Exercise prompt |
Leave out any picture and return the remaining listing below exactly as given.

Data entries |
'''
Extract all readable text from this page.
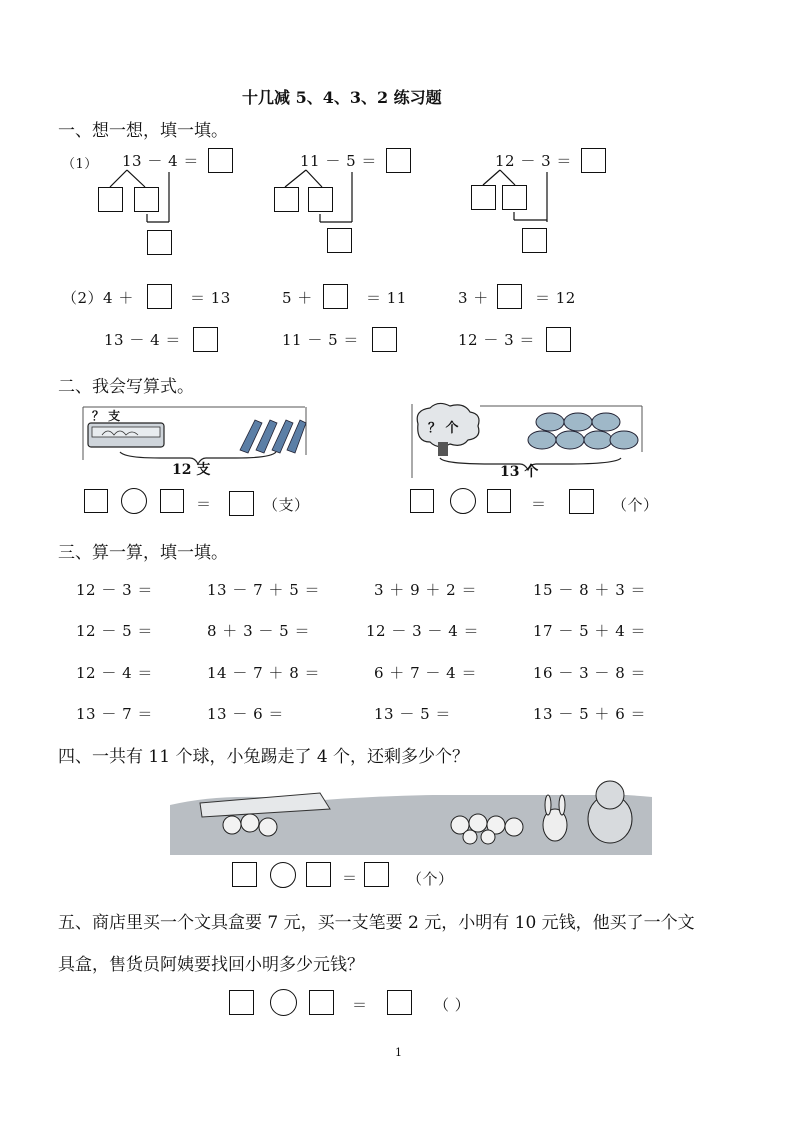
十几减 5、4、3、2 练习题
一、想一想，填一填。
（1） 13 － 4 ＝	11 － 5 ＝	12 － 3 ＝
（2）4 ＋	＝ 13	5 ＋	＝ 11	3 ＋	＝ 12
13 － 4 ＝	11 － 5 ＝	12 － 3 ＝
二、我会写算式。
？ 支
12 支
？ 个
13 个
＝	（支）	＝	（个）
三、算一算，填一填。
12 － 3 ＝	13 － 7 ＋ 5 ＝	3 ＋ 9 ＋ 2 ＝	15 － 8 ＋ 3 ＝
12 － 5 ＝	8 ＋ 3 － 5 ＝	12 － 3 － 4 ＝	17 － 5 ＋ 4 ＝
12 － 4 ＝	14 － 7 ＋ 8 ＝	6 ＋ 7 － 4 ＝	16 － 3 － 8 ＝
13 － 7 ＝	13 － 6 ＝	13 － 5 ＝	13 － 5 ＋ 6 ＝
四、一共有 11 个球，小兔踢走了 4 个，还剩多少个？
＝	（个）
五、商店里买一个文具盒要 7 元，买一支笔要 2 元，小明有 10 元钱，他买了一个文
具盒，售货员阿姨要找回小明多少元钱？
＝	（ ）
1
'''
Answer to this exercise |
Extract all readable text from this page.
十几减 5、4、3、2 练习题
一、想一想，填一填。
（1） 13 － 4 ＝	11 － 5 ＝	12 － 3 ＝
（2）4 ＋	＝ 13	5 ＋	＝ 11	3 ＋	＝ 12
13 － 4 ＝	11 － 5 ＝	12 － 3 ＝
二、我会写算式。
？ 支
12 支
？ 个
13 个
＝	（支）	＝	（个）
三、算一算，填一填。
12 － 3 ＝	13 － 7 ＋ 5 ＝	3 ＋ 9 ＋ 2 ＝	15 － 8 ＋ 3 ＝
12 － 5 ＝	8 ＋ 3 － 5 ＝	12 － 3 － 4 ＝	17 － 5 ＋ 4 ＝
12 － 4 ＝	14 － 7 ＋ 8 ＝	6 ＋ 7 － 4 ＝	16 － 3 － 8 ＝
13 － 7 ＝	13 － 6 ＝	13 － 5 ＝	13 － 5 ＋ 6 ＝
四、一共有 11 个球，小兔踢走了 4 个，还剩多少个？
＝	（个）
五、商店里买一个文具盒要 7 元，买一支笔要 2 元，小明有 10 元钱，他买了一个文
具盒，售货员阿姨要找回小明多少元钱？
＝	（ ）
1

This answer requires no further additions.